TASK INSTRUCTIONS
Answer these questions using the pumpkin cookie recipe below:
(a) What oven temperature does the recipe call for?
(b) How much powdered sugar goes into the Light Brown Glaze?
(c) How many cookies does the recipe make?

READING TEXT
● ● ● ●

First, the original recipe, then my adjusted version. (Both are yummy, by the way!)

Pumpkin Cookies
1c. sugar
1 (16 oz) can pumpkin
1/2 c. shortening
2c. all purpose flour
1 tsp, baking powder
1 tsp. baking soda
1 tsp. ground cinnamon
1/4 tsp. salt
1/2 c. raisins (optional)
1/2 tsp. allspice
1/4 tsp. nutmeg
1/4 tsp. cloves

Heat oven to 375 degrees. Mix sugar, pumpkin and shortening. When creamed, stir in remaining ingredients. Drop by teaspoon onto ungreased cookie sheet. Bake 8 to 10 minutes. Test for doneness as you would cake, will spring to touch when done. Do not overcook. Remove from cookies sheet; cool. Spread with Light Brown Glaze. Makes 3 to 4 dozen cookies.

Light Brown Glaze
1/4 c. margarine
2 c. powdered sugar
1 tsp. vanilla
1 to 2 Tbsp. milk

Melt margarine on stove top or in microwave. When melted, stir in sugar and vanilla. Whisk until smooth. Add enough milk to make glaze silky and spreadable. Will glaze 1 batch cookies, 2 loaf cakes, 1 tube cake, 1 13x9 inch cake or 2 8x8 inch cakes.

● ● ● ●

[Layout coordinate data]
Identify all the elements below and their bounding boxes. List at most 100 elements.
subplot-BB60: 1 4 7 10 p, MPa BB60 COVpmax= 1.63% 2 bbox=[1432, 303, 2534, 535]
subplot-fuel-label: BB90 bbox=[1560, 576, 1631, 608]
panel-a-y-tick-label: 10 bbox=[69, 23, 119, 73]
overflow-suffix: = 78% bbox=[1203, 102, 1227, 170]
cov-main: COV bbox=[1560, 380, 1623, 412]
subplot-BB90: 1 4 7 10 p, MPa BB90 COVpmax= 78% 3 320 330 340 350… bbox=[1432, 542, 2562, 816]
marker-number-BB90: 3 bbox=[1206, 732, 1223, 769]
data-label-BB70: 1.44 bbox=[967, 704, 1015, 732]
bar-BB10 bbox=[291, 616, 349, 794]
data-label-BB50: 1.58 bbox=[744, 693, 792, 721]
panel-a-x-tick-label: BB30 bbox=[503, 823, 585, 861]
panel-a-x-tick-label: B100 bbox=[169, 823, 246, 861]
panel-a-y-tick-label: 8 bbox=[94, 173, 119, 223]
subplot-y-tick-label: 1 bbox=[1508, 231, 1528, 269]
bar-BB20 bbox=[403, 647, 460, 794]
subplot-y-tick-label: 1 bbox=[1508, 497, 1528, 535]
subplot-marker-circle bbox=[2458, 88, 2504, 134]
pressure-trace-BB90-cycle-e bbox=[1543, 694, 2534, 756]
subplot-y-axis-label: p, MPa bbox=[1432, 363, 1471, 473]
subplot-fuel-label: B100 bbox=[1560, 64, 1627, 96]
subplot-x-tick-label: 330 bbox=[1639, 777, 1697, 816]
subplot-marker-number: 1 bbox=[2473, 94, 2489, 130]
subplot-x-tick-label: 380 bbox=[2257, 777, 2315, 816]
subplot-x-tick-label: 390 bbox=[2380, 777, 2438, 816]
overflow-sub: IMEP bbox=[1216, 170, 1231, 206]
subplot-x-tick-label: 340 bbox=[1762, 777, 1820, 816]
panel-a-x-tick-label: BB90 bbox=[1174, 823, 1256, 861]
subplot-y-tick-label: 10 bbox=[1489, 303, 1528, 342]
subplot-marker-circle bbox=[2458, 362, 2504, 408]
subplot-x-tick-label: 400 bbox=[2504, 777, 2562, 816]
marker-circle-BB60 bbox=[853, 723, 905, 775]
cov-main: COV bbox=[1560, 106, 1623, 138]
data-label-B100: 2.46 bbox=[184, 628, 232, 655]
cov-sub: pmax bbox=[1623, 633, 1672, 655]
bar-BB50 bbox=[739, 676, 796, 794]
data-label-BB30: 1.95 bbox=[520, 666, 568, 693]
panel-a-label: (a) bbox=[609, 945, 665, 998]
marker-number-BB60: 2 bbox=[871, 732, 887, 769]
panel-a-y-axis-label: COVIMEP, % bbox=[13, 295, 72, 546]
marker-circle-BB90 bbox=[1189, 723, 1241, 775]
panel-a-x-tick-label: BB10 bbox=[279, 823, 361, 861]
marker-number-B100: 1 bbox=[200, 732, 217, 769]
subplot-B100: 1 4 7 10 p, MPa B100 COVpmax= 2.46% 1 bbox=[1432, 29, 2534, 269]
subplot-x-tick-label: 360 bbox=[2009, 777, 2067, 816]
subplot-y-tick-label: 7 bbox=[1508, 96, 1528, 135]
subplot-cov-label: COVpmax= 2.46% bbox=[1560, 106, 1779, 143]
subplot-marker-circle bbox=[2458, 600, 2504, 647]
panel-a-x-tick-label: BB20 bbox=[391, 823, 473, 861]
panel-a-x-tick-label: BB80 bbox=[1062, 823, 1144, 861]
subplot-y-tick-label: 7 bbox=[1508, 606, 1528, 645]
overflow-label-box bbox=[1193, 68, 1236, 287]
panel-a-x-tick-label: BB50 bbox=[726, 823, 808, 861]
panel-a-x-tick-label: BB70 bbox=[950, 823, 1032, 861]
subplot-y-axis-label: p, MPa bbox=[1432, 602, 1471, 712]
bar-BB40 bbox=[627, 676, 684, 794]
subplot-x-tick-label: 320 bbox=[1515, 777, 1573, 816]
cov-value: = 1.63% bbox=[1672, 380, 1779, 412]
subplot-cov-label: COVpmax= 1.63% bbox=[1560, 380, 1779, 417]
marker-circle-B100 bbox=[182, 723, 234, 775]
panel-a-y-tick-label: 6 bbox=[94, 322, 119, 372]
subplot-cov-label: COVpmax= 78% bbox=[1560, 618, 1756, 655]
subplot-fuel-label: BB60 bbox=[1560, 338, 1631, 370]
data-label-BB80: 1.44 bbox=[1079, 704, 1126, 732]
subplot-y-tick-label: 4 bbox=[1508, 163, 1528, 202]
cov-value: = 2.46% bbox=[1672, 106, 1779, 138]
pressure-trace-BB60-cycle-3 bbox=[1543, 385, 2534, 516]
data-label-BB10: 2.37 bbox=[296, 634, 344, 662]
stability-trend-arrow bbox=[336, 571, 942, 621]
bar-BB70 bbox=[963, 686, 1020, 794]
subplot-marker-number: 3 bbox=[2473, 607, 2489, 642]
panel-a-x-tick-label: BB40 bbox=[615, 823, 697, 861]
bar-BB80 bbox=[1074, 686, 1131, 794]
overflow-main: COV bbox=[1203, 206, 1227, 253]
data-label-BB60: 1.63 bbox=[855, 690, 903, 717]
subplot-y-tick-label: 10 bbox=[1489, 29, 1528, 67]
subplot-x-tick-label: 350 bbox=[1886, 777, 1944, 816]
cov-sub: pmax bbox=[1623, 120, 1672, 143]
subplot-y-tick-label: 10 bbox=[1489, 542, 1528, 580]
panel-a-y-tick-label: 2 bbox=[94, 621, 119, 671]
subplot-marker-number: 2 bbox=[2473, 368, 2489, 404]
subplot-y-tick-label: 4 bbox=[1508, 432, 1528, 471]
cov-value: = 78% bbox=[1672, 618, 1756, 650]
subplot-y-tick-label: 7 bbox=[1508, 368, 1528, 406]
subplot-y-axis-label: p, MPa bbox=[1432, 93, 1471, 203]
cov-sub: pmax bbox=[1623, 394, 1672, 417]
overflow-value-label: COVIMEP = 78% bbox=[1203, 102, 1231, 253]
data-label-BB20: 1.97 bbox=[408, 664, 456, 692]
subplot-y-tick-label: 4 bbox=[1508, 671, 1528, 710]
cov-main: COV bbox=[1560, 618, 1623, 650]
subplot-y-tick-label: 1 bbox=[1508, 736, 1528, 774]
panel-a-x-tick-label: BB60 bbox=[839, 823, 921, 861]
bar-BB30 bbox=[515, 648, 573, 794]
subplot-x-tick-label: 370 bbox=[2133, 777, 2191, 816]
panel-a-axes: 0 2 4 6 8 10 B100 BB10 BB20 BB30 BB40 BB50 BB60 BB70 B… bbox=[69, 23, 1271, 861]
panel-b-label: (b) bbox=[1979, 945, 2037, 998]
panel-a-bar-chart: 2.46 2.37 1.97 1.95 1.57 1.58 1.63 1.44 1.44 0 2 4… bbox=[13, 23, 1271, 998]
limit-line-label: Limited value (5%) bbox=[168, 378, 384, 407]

● ● ● ●

COMPLETE ANSWER
(a) 375 degrees
(b) 2 cups
(c) 3 to 4 dozen